[Excerpt from a dataset]
════════════════════
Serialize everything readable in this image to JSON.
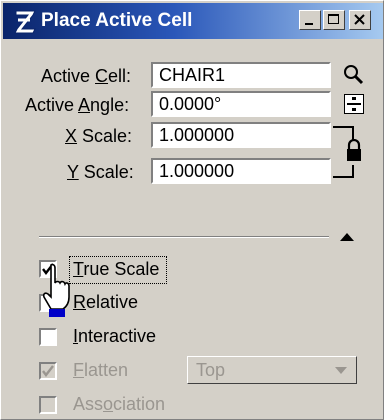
{
  "window": {
    "title": "Place Active Cell",
    "icon": "microstation-logo-icon",
    "controls": [
      "minimize-icon",
      "maximize-icon",
      "close-icon"
    ]
  },
  "fields": {
    "active_cell": {
      "label_pre": "Active ",
      "label_key": "C",
      "label_post": "ell:",
      "value": "CHAIR1",
      "icon": "search-icon"
    },
    "active_angle": {
      "label_pre": "Active ",
      "label_key": "A",
      "label_post": "ngle:",
      "value": "0.0000°",
      "icon": "calculator-icon"
    },
    "x_scale": {
      "label_key": "X",
      "label_post": " Scale:",
      "value": "1.000000"
    },
    "y_scale": {
      "label_key": "Y",
      "label_post": " Scale:",
      "value": "1.000000",
      "lock_icon": "lock-icon"
    }
  },
  "options": {
    "true_scale": {
      "label_key": "T",
      "label_post": "rue Scale",
      "checked": true,
      "enabled": true
    },
    "relative": {
      "label_key": "R",
      "label_post": "elative",
      "checked": false,
      "enabled": true
    },
    "interactive": {
      "label_key": "I",
      "label_post": "nteractive",
      "checked": false,
      "enabled": true
    },
    "flatten": {
      "label_key": "F",
      "label_post": "latten",
      "checked": true,
      "enabled": false,
      "dropdown_value": "Top"
    },
    "association": {
      "label_pre": "Ass",
      "label_key": "o",
      "label_post": "ciation",
      "checked": false,
      "enabled": false
    }
  },
  "cursor": "hand-pointer-icon",
  "collapse_icon": "triangle-up-icon"
}
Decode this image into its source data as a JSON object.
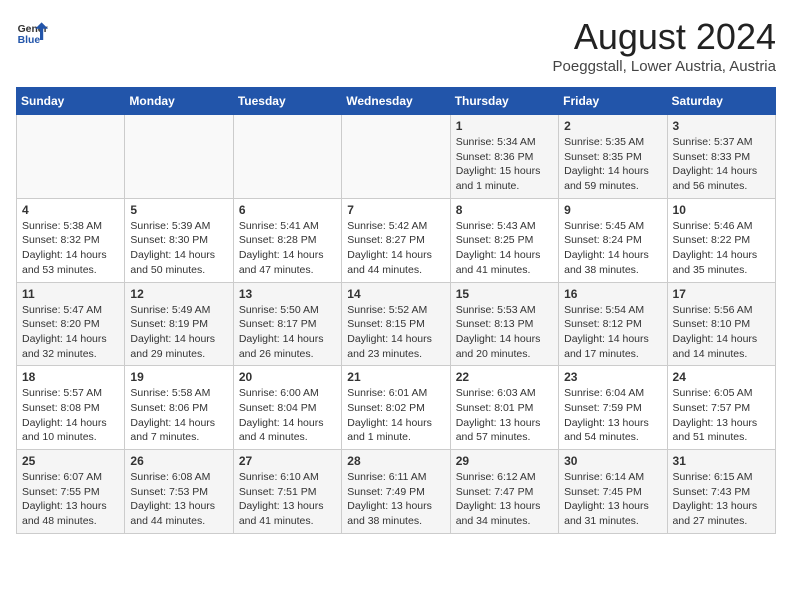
{
  "header": {
    "logo_general": "General",
    "logo_blue": "Blue",
    "title": "August 2024",
    "subtitle": "Poeggstall, Lower Austria, Austria"
  },
  "days_of_week": [
    "Sunday",
    "Monday",
    "Tuesday",
    "Wednesday",
    "Thursday",
    "Friday",
    "Saturday"
  ],
  "weeks": [
    [
      {
        "day": "",
        "info": ""
      },
      {
        "day": "",
        "info": ""
      },
      {
        "day": "",
        "info": ""
      },
      {
        "day": "",
        "info": ""
      },
      {
        "day": "1",
        "info": "Sunrise: 5:34 AM\nSunset: 8:36 PM\nDaylight: 15 hours\nand 1 minute."
      },
      {
        "day": "2",
        "info": "Sunrise: 5:35 AM\nSunset: 8:35 PM\nDaylight: 14 hours\nand 59 minutes."
      },
      {
        "day": "3",
        "info": "Sunrise: 5:37 AM\nSunset: 8:33 PM\nDaylight: 14 hours\nand 56 minutes."
      }
    ],
    [
      {
        "day": "4",
        "info": "Sunrise: 5:38 AM\nSunset: 8:32 PM\nDaylight: 14 hours\nand 53 minutes."
      },
      {
        "day": "5",
        "info": "Sunrise: 5:39 AM\nSunset: 8:30 PM\nDaylight: 14 hours\nand 50 minutes."
      },
      {
        "day": "6",
        "info": "Sunrise: 5:41 AM\nSunset: 8:28 PM\nDaylight: 14 hours\nand 47 minutes."
      },
      {
        "day": "7",
        "info": "Sunrise: 5:42 AM\nSunset: 8:27 PM\nDaylight: 14 hours\nand 44 minutes."
      },
      {
        "day": "8",
        "info": "Sunrise: 5:43 AM\nSunset: 8:25 PM\nDaylight: 14 hours\nand 41 minutes."
      },
      {
        "day": "9",
        "info": "Sunrise: 5:45 AM\nSunset: 8:24 PM\nDaylight: 14 hours\nand 38 minutes."
      },
      {
        "day": "10",
        "info": "Sunrise: 5:46 AM\nSunset: 8:22 PM\nDaylight: 14 hours\nand 35 minutes."
      }
    ],
    [
      {
        "day": "11",
        "info": "Sunrise: 5:47 AM\nSunset: 8:20 PM\nDaylight: 14 hours\nand 32 minutes."
      },
      {
        "day": "12",
        "info": "Sunrise: 5:49 AM\nSunset: 8:19 PM\nDaylight: 14 hours\nand 29 minutes."
      },
      {
        "day": "13",
        "info": "Sunrise: 5:50 AM\nSunset: 8:17 PM\nDaylight: 14 hours\nand 26 minutes."
      },
      {
        "day": "14",
        "info": "Sunrise: 5:52 AM\nSunset: 8:15 PM\nDaylight: 14 hours\nand 23 minutes."
      },
      {
        "day": "15",
        "info": "Sunrise: 5:53 AM\nSunset: 8:13 PM\nDaylight: 14 hours\nand 20 minutes."
      },
      {
        "day": "16",
        "info": "Sunrise: 5:54 AM\nSunset: 8:12 PM\nDaylight: 14 hours\nand 17 minutes."
      },
      {
        "day": "17",
        "info": "Sunrise: 5:56 AM\nSunset: 8:10 PM\nDaylight: 14 hours\nand 14 minutes."
      }
    ],
    [
      {
        "day": "18",
        "info": "Sunrise: 5:57 AM\nSunset: 8:08 PM\nDaylight: 14 hours\nand 10 minutes."
      },
      {
        "day": "19",
        "info": "Sunrise: 5:58 AM\nSunset: 8:06 PM\nDaylight: 14 hours\nand 7 minutes."
      },
      {
        "day": "20",
        "info": "Sunrise: 6:00 AM\nSunset: 8:04 PM\nDaylight: 14 hours\nand 4 minutes."
      },
      {
        "day": "21",
        "info": "Sunrise: 6:01 AM\nSunset: 8:02 PM\nDaylight: 14 hours\nand 1 minute."
      },
      {
        "day": "22",
        "info": "Sunrise: 6:03 AM\nSunset: 8:01 PM\nDaylight: 13 hours\nand 57 minutes."
      },
      {
        "day": "23",
        "info": "Sunrise: 6:04 AM\nSunset: 7:59 PM\nDaylight: 13 hours\nand 54 minutes."
      },
      {
        "day": "24",
        "info": "Sunrise: 6:05 AM\nSunset: 7:57 PM\nDaylight: 13 hours\nand 51 minutes."
      }
    ],
    [
      {
        "day": "25",
        "info": "Sunrise: 6:07 AM\nSunset: 7:55 PM\nDaylight: 13 hours\nand 48 minutes."
      },
      {
        "day": "26",
        "info": "Sunrise: 6:08 AM\nSunset: 7:53 PM\nDaylight: 13 hours\nand 44 minutes."
      },
      {
        "day": "27",
        "info": "Sunrise: 6:10 AM\nSunset: 7:51 PM\nDaylight: 13 hours\nand 41 minutes."
      },
      {
        "day": "28",
        "info": "Sunrise: 6:11 AM\nSunset: 7:49 PM\nDaylight: 13 hours\nand 38 minutes."
      },
      {
        "day": "29",
        "info": "Sunrise: 6:12 AM\nSunset: 7:47 PM\nDaylight: 13 hours\nand 34 minutes."
      },
      {
        "day": "30",
        "info": "Sunrise: 6:14 AM\nSunset: 7:45 PM\nDaylight: 13 hours\nand 31 minutes."
      },
      {
        "day": "31",
        "info": "Sunrise: 6:15 AM\nSunset: 7:43 PM\nDaylight: 13 hours\nand 27 minutes."
      }
    ]
  ]
}
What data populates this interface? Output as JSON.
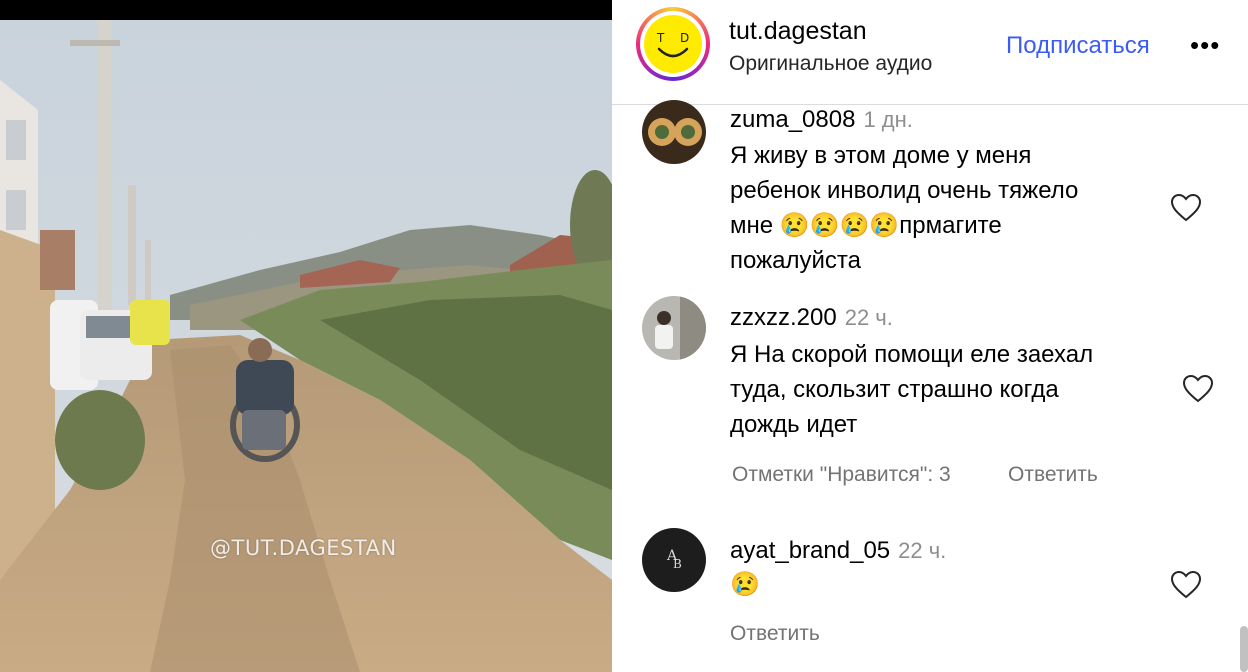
════════════════════
* GOAL OF THE EXERCISE: Repeat the records above exactly, leaving out any pictures they contain.

* OUTPUT OF THE TASK:
Serialize everything readable in this image to JSON.
{
  "window": {
    "title": "Place Active Cell",
    "icon": "microstation-logo-icon",
    "controls": [
      "minimize-icon",
      "maximize-icon",
      "close-icon"
    ]
  },
  "fields": {
    "active_cell": {
      "label_pre": "Active ",
      "label_key": "C",
      "label_post": "ell:",
      "value": "CHAIR1",
      "icon": "search-icon"
    },
    "active_angle": {
      "label_pre": "Active ",
      "label_key": "A",
      "label_post": "ngle:",
      "value": "0.0000°",
      "icon": "calculator-icon"
    },
    "x_scale": {
      "label_key": "X",
      "label_post": " Scale:",
      "value": "1.000000"
    },
    "y_scale": {
      "label_key": "Y",
      "label_post": " Scale:",
      "value": "1.000000",
      "lock_icon": "lock-icon"
    }
  },
  "options": {
    "true_scale": {
      "label_key": "T",
      "label_post": "rue Scale",
      "checked": true,
      "enabled": true
    },
    "relative": {
      "label_key": "R",
      "label_post": "elative",
      "checked": false,
      "enabled": true
    },
    "interactive": {
      "label_key": "I",
      "label_post": "nteractive",
      "checked": false,
      "enabled": true
    },
    "flatten": {
      "label_key": "F",
      "label_post": "latten",
      "checked": true,
      "enabled": false,
      "dropdown_value": "Top"
    },
    "association": {
      "label_pre": "Ass",
      "label_key": "o",
      "label_post": "ciation",
      "checked": false,
      "enabled": false
    }
  },
  "cursor": "hand-pointer-icon",
  "collapse_icon": "triangle-up-icon"
}
Decode this image into its source data as a JSON object.
{
  "header": {
    "logo_general": "General",
    "logo_blue": "Blue",
    "title": "August 2024",
    "subtitle": "Poeggstall, Lower Austria, Austria"
  },
  "days_of_week": [
    "Sunday",
    "Monday",
    "Tuesday",
    "Wednesday",
    "Thursday",
    "Friday",
    "Saturday"
  ],
  "weeks": [
    [
      {
        "day": "",
        "info": ""
      },
      {
        "day": "",
        "info": ""
      },
      {
        "day": "",
        "info": ""
      },
      {
        "day": "",
        "info": ""
      },
      {
        "day": "1",
        "info": "Sunrise: 5:34 AM\nSunset: 8:36 PM\nDaylight: 15 hours\nand 1 minute."
      },
      {
        "day": "2",
        "info": "Sunrise: 5:35 AM\nSunset: 8:35 PM\nDaylight: 14 hours\nand 59 minutes."
      },
      {
        "day": "3",
        "info": "Sunrise: 5:37 AM\nSunset: 8:33 PM\nDaylight: 14 hours\nand 56 minutes."
      }
    ],
    [
      {
        "day": "4",
        "info": "Sunrise: 5:38 AM\nSunset: 8:32 PM\nDaylight: 14 hours\nand 53 minutes."
      },
      {
        "day": "5",
        "info": "Sunrise: 5:39 AM\nSunset: 8:30 PM\nDaylight: 14 hours\nand 50 minutes."
      },
      {
        "day": "6",
        "info": "Sunrise: 5:41 AM\nSunset: 8:28 PM\nDaylight: 14 hours\nand 47 minutes."
      },
      {
        "day": "7",
        "info": "Sunrise: 5:42 AM\nSunset: 8:27 PM\nDaylight: 14 hours\nand 44 minutes."
      },
      {
        "day": "8",
        "info": "Sunrise: 5:43 AM\nSunset: 8:25 PM\nDaylight: 14 hours\nand 41 minutes."
      },
      {
        "day": "9",
        "info": "Sunrise: 5:45 AM\nSunset: 8:24 PM\nDaylight: 14 hours\nand 38 minutes."
      },
      {
        "day": "10",
        "info": "Sunrise: 5:46 AM\nSunset: 8:22 PM\nDaylight: 14 hours\nand 35 minutes."
      }
    ],
    [
      {
        "day": "11",
        "info": "Sunrise: 5:47 AM\nSunset: 8:20 PM\nDaylight: 14 hours\nand 32 minutes."
      },
      {
        "day": "12",
        "info": "Sunrise: 5:49 AM\nSunset: 8:19 PM\nDaylight: 14 hours\nand 29 minutes."
      },
      {
        "day": "13",
        "info": "Sunrise: 5:50 AM\nSunset: 8:17 PM\nDaylight: 14 hours\nand 26 minutes."
      },
      {
        "day": "14",
        "info": "Sunrise: 5:52 AM\nSunset: 8:15 PM\nDaylight: 14 hours\nand 23 minutes."
      },
      {
        "day": "15",
        "info": "Sunrise: 5:53 AM\nSunset: 8:13 PM\nDaylight: 14 hours\nand 20 minutes."
      },
      {
        "day": "16",
        "info": "Sunrise: 5:54 AM\nSunset: 8:12 PM\nDaylight: 14 hours\nand 17 minutes."
      },
      {
        "day": "17",
        "info": "Sunrise: 5:56 AM\nSunset: 8:10 PM\nDaylight: 14 hours\nand 14 minutes."
      }
    ],
    [
      {
        "day": "18",
        "info": "Sunrise: 5:57 AM\nSunset: 8:08 PM\nDaylight: 14 hours\nand 10 minutes."
      },
      {
        "day": "19",
        "info": "Sunrise: 5:58 AM\nSunset: 8:06 PM\nDaylight: 14 hours\nand 7 minutes."
      },
      {
        "day": "20",
        "info": "Sunrise: 6:00 AM\nSunset: 8:04 PM\nDaylight: 14 hours\nand 4 minutes."
      },
      {
        "day": "21",
        "info": "Sunrise: 6:01 AM\nSunset: 8:02 PM\nDaylight: 14 hours\nand 1 minute."
      },
      {
        "day": "22",
        "info": "Sunrise: 6:03 AM\nSunset: 8:01 PM\nDaylight: 13 hours\nand 57 minutes."
      },
      {
        "day": "23",
        "info": "Sunrise: 6:04 AM\nSunset: 7:59 PM\nDaylight: 13 hours\nand 54 minutes."
      },
      {
        "day": "24",
        "info": "Sunrise: 6:05 AM\nSunset: 7:57 PM\nDaylight: 13 hours\nand 51 minutes."
      }
    ],
    [
      {
        "day": "25",
        "info": "Sunrise: 6:07 AM\nSunset: 7:55 PM\nDaylight: 13 hours\nand 48 minutes."
      },
      {
        "day": "26",
        "info": "Sunrise: 6:08 AM\nSunset: 7:53 PM\nDaylight: 13 hours\nand 44 minutes."
      },
      {
        "day": "27",
        "info": "Sunrise: 6:10 AM\nSunset: 7:51 PM\nDaylight: 13 hours\nand 41 minutes."
      },
      {
        "day": "28",
        "info": "Sunrise: 6:11 AM\nSunset: 7:49 PM\nDaylight: 13 hours\nand 38 minutes."
      },
      {
        "day": "29",
        "info": "Sunrise: 6:12 AM\nSunset: 7:47 PM\nDaylight: 13 hours\nand 34 minutes."
      },
      {
        "day": "30",
        "info": "Sunrise: 6:14 AM\nSunset: 7:45 PM\nDaylight: 13 hours\nand 31 minutes."
      },
      {
        "day": "31",
        "info": "Sunrise: 6:15 AM\nSunset: 7:43 PM\nDaylight: 13 hours\nand 27 minutes."
      }
    ]
  ]
}
What data populates this interface? Output as JSON.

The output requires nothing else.